--- TASK PROMPT ---
Go through the listing and copy each line with the string "location".

--- SUPPLIED ENTRIES ---

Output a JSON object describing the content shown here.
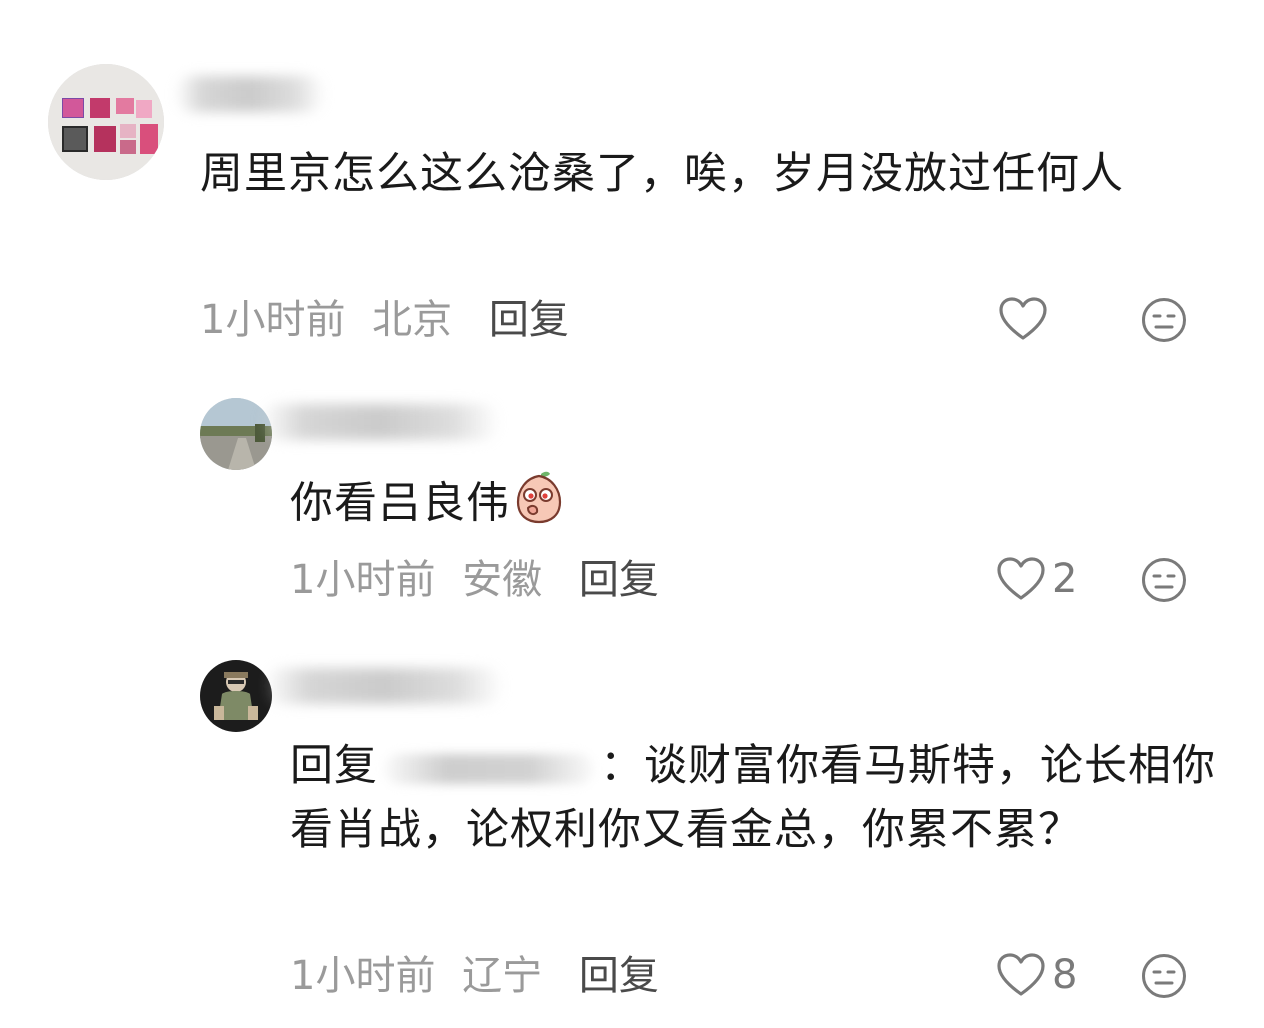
{
  "comments": [
    {
      "text": "周里京怎么这么沧桑了，唉，岁月没放过任何人",
      "time": "1小时前",
      "location": "北京",
      "reply_label": "回复",
      "likes": ""
    },
    {
      "text": "你看吕良伟",
      "time": "1小时前",
      "location": "安徽",
      "reply_label": "回复",
      "likes": "2"
    },
    {
      "reply_prefix": "回复",
      "colon": "：",
      "text": "谈财富你看马斯特，论长相你看肖战，论权利你又看金总，你累不累？",
      "time": "1小时前",
      "location": "辽宁",
      "reply_label": "回复",
      "likes": "8"
    }
  ],
  "icons": {
    "like": "heart-outline-icon",
    "dislike": "meh-face-icon",
    "emoji": "peach-emoji-icon"
  },
  "colors": {
    "text": "#1a1a1a",
    "meta": "#9a9a9a",
    "reply": "#4a4a4a",
    "icon": "#7a7a7a"
  }
}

--- EXPECTED ANSWER ---
      "location": "北京",
      "location": "安徽",
      "location": "辽宁",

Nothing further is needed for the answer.